Task to complete – Scan the listing below for "provided", then report every line that has it.

Given data –

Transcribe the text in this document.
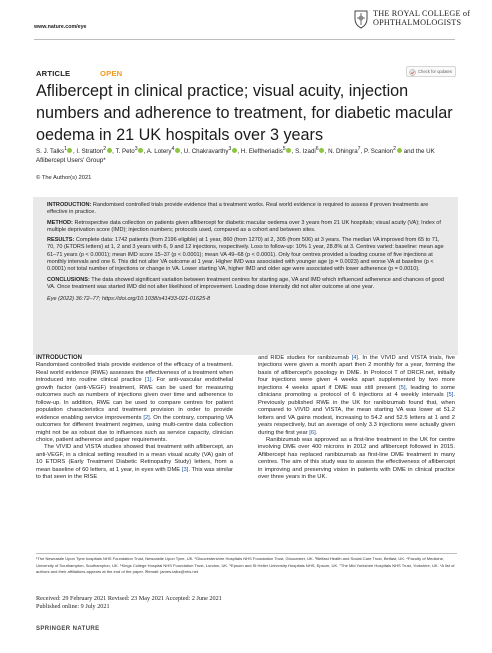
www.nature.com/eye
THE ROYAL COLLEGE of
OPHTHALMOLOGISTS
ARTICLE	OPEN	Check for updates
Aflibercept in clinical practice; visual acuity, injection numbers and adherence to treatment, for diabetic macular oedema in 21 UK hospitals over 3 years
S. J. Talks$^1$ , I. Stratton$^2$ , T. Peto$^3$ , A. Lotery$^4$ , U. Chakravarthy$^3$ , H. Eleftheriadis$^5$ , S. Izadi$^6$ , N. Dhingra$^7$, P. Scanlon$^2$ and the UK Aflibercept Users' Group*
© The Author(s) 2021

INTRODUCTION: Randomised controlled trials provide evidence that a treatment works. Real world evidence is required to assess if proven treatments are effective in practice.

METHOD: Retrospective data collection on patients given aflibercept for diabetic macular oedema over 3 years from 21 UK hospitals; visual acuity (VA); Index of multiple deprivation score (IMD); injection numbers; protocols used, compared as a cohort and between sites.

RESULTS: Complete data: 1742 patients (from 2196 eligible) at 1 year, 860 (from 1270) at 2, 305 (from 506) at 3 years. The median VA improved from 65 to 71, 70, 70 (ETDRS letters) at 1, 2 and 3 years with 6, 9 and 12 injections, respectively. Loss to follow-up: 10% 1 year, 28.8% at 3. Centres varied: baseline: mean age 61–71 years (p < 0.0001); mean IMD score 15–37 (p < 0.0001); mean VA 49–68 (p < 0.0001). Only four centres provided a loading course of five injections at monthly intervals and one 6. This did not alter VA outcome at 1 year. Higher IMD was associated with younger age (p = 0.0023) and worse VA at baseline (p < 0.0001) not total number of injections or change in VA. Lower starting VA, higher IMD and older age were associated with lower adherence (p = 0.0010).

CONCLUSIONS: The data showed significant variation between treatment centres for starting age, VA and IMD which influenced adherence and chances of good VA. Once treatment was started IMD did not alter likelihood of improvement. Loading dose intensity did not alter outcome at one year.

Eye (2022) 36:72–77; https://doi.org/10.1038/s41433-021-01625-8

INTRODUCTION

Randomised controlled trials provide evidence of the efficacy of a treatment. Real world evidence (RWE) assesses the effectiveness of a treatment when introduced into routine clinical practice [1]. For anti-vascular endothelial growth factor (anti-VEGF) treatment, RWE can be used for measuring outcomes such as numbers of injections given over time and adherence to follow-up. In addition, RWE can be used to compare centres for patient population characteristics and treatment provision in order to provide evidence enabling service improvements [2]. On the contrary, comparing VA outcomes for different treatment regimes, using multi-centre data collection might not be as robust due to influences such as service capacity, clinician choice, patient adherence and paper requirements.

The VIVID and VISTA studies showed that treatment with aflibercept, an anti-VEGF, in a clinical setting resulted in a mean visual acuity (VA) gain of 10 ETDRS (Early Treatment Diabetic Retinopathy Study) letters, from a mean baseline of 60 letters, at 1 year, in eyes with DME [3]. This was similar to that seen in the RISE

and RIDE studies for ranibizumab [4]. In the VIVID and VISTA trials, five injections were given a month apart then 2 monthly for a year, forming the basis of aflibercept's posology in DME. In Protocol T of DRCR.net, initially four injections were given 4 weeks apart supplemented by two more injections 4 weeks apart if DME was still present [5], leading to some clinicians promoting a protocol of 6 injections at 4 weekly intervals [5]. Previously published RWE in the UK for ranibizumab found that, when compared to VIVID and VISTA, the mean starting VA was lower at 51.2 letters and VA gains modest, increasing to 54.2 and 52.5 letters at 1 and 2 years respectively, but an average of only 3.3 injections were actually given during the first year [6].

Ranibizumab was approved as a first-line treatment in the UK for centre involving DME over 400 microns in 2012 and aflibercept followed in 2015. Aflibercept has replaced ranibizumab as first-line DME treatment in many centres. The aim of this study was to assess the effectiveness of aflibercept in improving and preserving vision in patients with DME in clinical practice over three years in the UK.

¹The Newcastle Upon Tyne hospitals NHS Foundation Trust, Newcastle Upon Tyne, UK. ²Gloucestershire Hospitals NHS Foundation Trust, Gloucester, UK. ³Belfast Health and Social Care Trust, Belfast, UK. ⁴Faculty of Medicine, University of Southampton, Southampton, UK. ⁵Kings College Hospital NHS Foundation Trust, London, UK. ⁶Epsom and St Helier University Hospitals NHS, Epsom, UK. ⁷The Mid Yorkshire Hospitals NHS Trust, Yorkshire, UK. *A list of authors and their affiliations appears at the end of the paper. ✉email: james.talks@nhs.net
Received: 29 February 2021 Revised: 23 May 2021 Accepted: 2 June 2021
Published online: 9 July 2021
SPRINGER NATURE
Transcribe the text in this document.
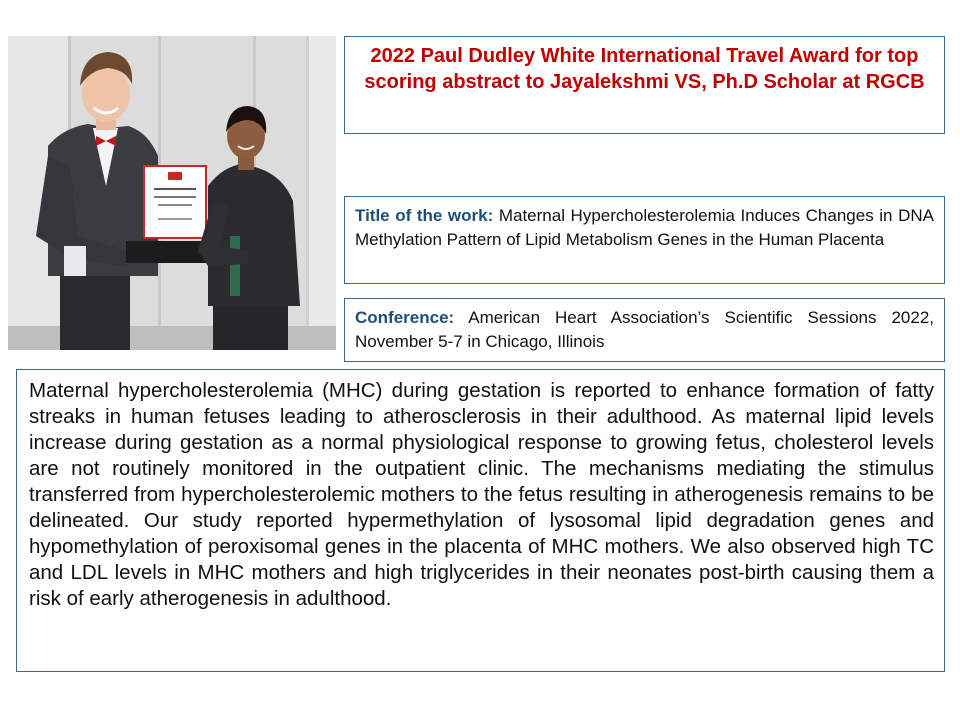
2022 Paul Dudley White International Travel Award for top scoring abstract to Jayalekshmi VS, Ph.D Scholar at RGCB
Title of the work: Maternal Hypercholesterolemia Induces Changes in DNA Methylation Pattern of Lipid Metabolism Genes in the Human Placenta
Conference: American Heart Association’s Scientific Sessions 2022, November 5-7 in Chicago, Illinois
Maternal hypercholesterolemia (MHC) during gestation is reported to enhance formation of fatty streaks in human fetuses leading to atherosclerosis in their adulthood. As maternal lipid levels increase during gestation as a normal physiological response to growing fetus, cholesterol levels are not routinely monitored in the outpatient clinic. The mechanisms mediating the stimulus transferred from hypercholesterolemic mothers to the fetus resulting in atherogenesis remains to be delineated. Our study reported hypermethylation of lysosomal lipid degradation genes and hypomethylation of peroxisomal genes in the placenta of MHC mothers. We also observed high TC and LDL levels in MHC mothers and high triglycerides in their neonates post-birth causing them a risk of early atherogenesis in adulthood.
==
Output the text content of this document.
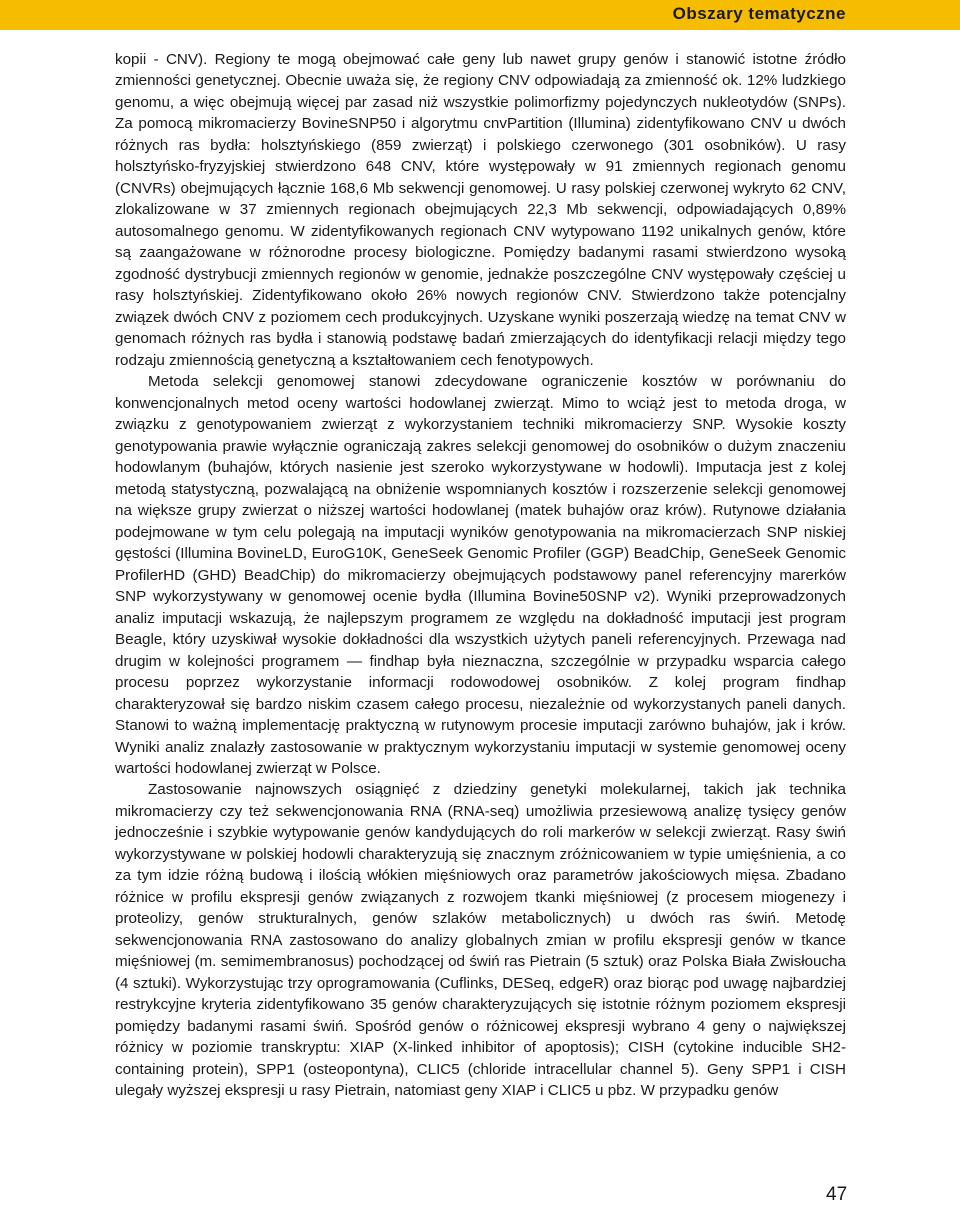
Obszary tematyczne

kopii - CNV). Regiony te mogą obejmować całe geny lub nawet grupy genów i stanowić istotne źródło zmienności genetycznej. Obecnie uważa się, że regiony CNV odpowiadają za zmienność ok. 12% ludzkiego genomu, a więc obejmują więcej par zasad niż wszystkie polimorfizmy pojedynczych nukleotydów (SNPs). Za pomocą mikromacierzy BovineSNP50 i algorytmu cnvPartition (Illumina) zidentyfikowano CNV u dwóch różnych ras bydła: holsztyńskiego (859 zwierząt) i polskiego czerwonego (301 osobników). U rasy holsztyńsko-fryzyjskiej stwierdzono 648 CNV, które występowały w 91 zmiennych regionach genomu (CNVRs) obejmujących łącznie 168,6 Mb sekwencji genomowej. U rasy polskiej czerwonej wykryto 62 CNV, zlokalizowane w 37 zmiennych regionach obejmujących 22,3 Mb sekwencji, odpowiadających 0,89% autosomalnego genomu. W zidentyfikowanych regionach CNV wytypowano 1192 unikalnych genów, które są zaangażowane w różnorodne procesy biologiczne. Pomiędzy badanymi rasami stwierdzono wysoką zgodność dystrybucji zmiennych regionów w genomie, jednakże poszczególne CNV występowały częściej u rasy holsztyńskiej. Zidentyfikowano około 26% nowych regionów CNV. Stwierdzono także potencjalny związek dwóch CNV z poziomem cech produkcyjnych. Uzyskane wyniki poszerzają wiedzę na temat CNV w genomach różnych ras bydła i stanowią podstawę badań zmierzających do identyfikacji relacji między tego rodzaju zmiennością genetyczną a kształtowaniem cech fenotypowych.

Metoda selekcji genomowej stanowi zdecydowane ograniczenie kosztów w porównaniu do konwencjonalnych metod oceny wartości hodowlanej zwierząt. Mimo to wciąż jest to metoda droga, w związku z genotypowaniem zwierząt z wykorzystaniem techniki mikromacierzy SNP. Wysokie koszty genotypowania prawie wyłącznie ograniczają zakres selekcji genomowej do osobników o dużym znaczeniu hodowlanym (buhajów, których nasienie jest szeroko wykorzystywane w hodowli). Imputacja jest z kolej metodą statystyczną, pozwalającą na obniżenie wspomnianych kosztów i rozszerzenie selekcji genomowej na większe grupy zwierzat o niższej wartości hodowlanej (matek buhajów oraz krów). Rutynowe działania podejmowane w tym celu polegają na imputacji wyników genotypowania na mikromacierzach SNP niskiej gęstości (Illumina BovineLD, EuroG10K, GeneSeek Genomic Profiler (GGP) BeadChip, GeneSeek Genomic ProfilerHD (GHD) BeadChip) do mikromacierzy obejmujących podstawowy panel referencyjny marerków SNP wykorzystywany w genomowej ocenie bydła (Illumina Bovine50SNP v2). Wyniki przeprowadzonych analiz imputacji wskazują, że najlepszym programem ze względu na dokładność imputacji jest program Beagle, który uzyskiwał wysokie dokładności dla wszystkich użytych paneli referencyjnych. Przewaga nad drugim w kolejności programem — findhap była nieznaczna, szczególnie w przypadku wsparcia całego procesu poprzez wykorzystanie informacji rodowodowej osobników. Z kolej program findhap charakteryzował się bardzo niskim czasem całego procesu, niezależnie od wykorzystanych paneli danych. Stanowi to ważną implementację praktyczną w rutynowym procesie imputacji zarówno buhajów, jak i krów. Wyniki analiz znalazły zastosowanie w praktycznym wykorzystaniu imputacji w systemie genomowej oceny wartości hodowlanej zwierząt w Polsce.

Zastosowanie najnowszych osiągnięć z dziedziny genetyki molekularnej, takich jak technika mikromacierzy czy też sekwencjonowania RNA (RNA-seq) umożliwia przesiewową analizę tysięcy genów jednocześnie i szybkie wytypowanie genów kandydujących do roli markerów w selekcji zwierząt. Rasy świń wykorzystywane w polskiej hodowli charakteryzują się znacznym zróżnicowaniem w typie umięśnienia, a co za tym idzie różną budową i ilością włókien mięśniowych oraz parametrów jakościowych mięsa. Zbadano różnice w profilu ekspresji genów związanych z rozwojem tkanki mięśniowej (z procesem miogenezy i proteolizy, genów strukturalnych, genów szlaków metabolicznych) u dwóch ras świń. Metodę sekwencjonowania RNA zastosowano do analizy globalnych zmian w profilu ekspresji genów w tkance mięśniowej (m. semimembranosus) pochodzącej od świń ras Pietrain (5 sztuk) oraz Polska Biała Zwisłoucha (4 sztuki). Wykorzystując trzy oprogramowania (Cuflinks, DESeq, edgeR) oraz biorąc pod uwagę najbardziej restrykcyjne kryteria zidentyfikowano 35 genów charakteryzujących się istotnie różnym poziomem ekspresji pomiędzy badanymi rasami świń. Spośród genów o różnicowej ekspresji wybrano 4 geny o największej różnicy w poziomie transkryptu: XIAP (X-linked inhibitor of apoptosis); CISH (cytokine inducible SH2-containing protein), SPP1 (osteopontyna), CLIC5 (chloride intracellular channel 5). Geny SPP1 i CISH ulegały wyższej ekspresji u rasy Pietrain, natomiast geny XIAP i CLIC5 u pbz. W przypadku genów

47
...
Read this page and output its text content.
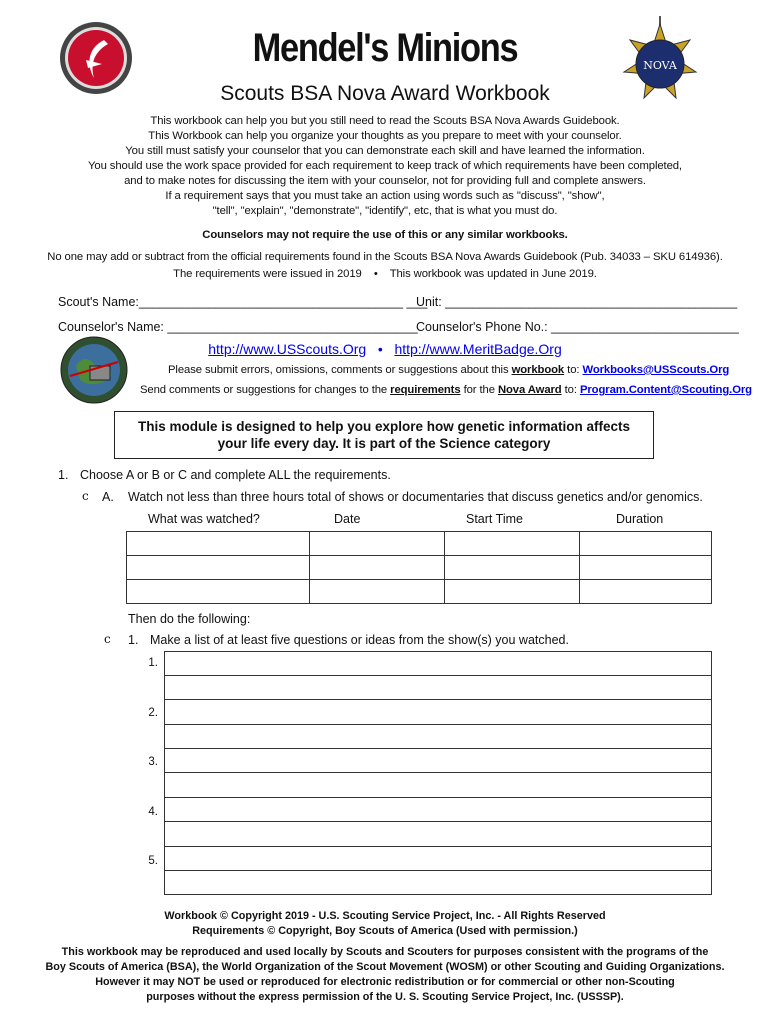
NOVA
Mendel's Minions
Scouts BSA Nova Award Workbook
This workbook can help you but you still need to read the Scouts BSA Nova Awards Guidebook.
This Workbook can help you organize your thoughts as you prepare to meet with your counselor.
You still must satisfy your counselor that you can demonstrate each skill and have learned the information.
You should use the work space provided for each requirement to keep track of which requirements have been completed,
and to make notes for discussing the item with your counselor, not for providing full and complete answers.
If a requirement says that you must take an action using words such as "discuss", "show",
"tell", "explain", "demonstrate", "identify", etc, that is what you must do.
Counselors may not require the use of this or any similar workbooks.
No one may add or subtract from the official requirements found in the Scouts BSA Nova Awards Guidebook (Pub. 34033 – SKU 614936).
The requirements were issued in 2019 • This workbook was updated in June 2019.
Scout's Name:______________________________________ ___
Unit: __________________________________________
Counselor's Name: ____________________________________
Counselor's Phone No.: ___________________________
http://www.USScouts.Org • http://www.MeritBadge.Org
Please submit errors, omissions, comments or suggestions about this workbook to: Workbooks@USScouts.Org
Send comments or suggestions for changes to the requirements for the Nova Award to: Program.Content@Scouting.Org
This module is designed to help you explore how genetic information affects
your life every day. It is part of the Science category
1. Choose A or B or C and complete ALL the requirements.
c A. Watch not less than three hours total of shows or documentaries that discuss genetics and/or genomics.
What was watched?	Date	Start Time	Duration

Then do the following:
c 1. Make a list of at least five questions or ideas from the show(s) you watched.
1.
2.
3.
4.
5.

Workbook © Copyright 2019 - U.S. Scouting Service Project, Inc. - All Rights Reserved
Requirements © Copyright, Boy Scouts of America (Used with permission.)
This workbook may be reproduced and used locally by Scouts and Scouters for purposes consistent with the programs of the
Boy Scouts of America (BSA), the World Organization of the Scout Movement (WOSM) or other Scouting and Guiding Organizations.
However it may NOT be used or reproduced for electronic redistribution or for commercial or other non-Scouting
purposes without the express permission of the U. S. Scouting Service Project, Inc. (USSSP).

Output –
RESULTS: Complete data: 1742 patients (from 2196 eligible) at 1 year, 860 (from 1270) at 2, 305 (from 506) at 3 years. The median VA improved from 65 to 71, 70, 70 (ETDRS letters) at 1, 2 and 3 years with 6, 9 and 12 injections, respectively. Loss to follow-up: 10% 1 year, 28.8% at 3. Centres varied: baseline: mean age 61–71 years (p < 0.0001); mean IMD score 15–37 (p < 0.0001); mean VA 49–68 (p < 0.0001). Only four centres provided a loading course of five injections at monthly intervals and one 6. This did not alter VA outcome at 1 year. Higher IMD was associated with younger age (p = 0.0023) and worse VA at baseline (p < 0.0001) not total number of injections or change in VA. Lower starting VA, higher IMD and older age were associated with lower adherence (p = 0.0010).
You should use the work space provided for each requirement to keep track of which requirements have been completed,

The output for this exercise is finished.